Each line containing the word "color" should be found and copied.

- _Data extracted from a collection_
________________________________________
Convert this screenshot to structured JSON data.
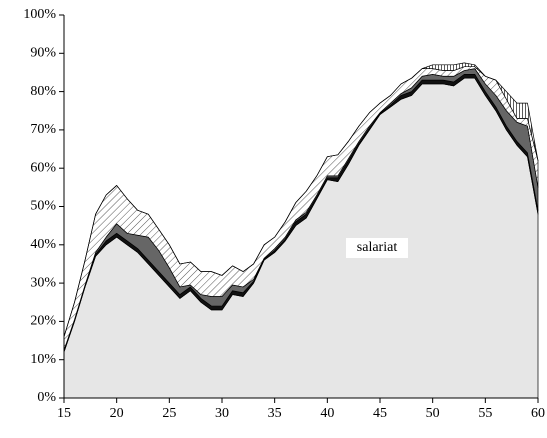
{
  "chart_data": {
    "type": "stacked_area",
    "x": [
      15,
      16,
      17,
      18,
      19,
      20,
      21,
      22,
      23,
      24,
      25,
      26,
      27,
      28,
      29,
      30,
      31,
      32,
      33,
      34,
      35,
      36,
      37,
      38,
      39,
      40,
      41,
      42,
      43,
      44,
      45,
      46,
      47,
      48,
      49,
      50,
      51,
      52,
      53,
      54,
      55,
      56,
      57,
      58,
      59,
      60
    ],
    "series": [
      {
        "name": "salariat",
        "color": "#e6e6e6",
        "hatch": "none",
        "values": [
          12,
          20,
          29,
          37,
          40,
          42,
          40,
          38,
          35,
          32,
          29,
          26,
          28,
          25,
          23,
          23,
          27,
          26.5,
          30,
          36,
          38,
          41,
          45,
          47,
          52,
          57,
          56.5,
          61,
          66,
          70,
          74,
          76,
          78,
          79,
          82,
          82,
          82,
          81.5,
          83.5,
          83.5,
          79,
          75,
          70,
          66,
          63,
          48
        ]
      },
      {
        "color": "#111111",
        "hatch": "none",
        "values": [
          0.3,
          0.3,
          0.3,
          0.5,
          1,
          1,
          1,
          1,
          1,
          1,
          1,
          1,
          1,
          1,
          1,
          1,
          1,
          1,
          0.5,
          0.3,
          0.5,
          0.5,
          1,
          1,
          0.5,
          0.5,
          1,
          1,
          0.5,
          0.5,
          0.3,
          0.5,
          1,
          1,
          1,
          1,
          1,
          1,
          1,
          1,
          1,
          1,
          1,
          1,
          1,
          1
        ]
      },
      {
        "color": "#666666",
        "hatch": "none",
        "values": [
          0.2,
          0.2,
          0.2,
          0.5,
          1,
          2.5,
          2,
          3.5,
          6,
          5.5,
          4,
          2,
          0.5,
          1,
          2.5,
          2.5,
          1.5,
          1.5,
          0.5,
          0.2,
          0.5,
          0.5,
          0.5,
          0.5,
          0.5,
          0.5,
          0.5,
          0.5,
          0.5,
          0.5,
          0.2,
          0.5,
          0.5,
          1,
          1,
          1.5,
          1,
          1.5,
          1,
          1.5,
          2,
          3,
          4,
          5,
          7,
          6
        ]
      },
      {
        "color": "#555555",
        "hatch": "diagonal",
        "values": [
          3.5,
          4.5,
          6.5,
          10,
          11,
          10,
          9,
          6.5,
          6,
          5.5,
          6,
          6,
          6,
          6,
          6.5,
          5.5,
          5,
          4,
          4,
          3.5,
          3,
          4,
          4.5,
          5.5,
          5,
          5,
          5.5,
          4.5,
          4,
          3.5,
          2.5,
          2,
          2.5,
          2.5,
          2,
          1.5,
          1.5,
          1.5,
          1,
          0.5,
          2,
          4,
          3,
          1,
          2,
          7
        ]
      },
      {
        "color": "#333333",
        "hatch": "vertical",
        "values": [
          0,
          0,
          0,
          0,
          0,
          0,
          0,
          0,
          0,
          0,
          0,
          0,
          0,
          0,
          0,
          0,
          0,
          0,
          0,
          0,
          0,
          0,
          0,
          0,
          0,
          0,
          0,
          0,
          0,
          0,
          0,
          0,
          0,
          0,
          0,
          1,
          1.5,
          1.5,
          1,
          0.5,
          0,
          0,
          2,
          4,
          4,
          0
        ]
      }
    ],
    "xlim": [
      15,
      60
    ],
    "xticks": [
      15,
      20,
      25,
      30,
      35,
      40,
      45,
      50,
      55,
      60
    ],
    "ylim": [
      0,
      100
    ],
    "yticks": [
      {
        "value": 0,
        "label": "0%"
      },
      {
        "value": 10,
        "label": "10%"
      },
      {
        "value": 20,
        "label": "20%"
      },
      {
        "value": 30,
        "label": "30%"
      },
      {
        "value": 40,
        "label": "40%"
      },
      {
        "value": 50,
        "label": "50%"
      },
      {
        "value": 60,
        "label": "60%"
      },
      {
        "value": 70,
        "label": "70%"
      },
      {
        "value": 80,
        "label": "80%"
      },
      {
        "value": 90,
        "label": "90%"
      },
      {
        "value": 100,
        "label": "100%"
      }
    ]
  }
}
________________________________________
- _Exercise solution_
        "color": "#e6e6e6",
        "color": "#111111",
        "color": "#666666",
        "color": "#555555",
        "color": "#333333",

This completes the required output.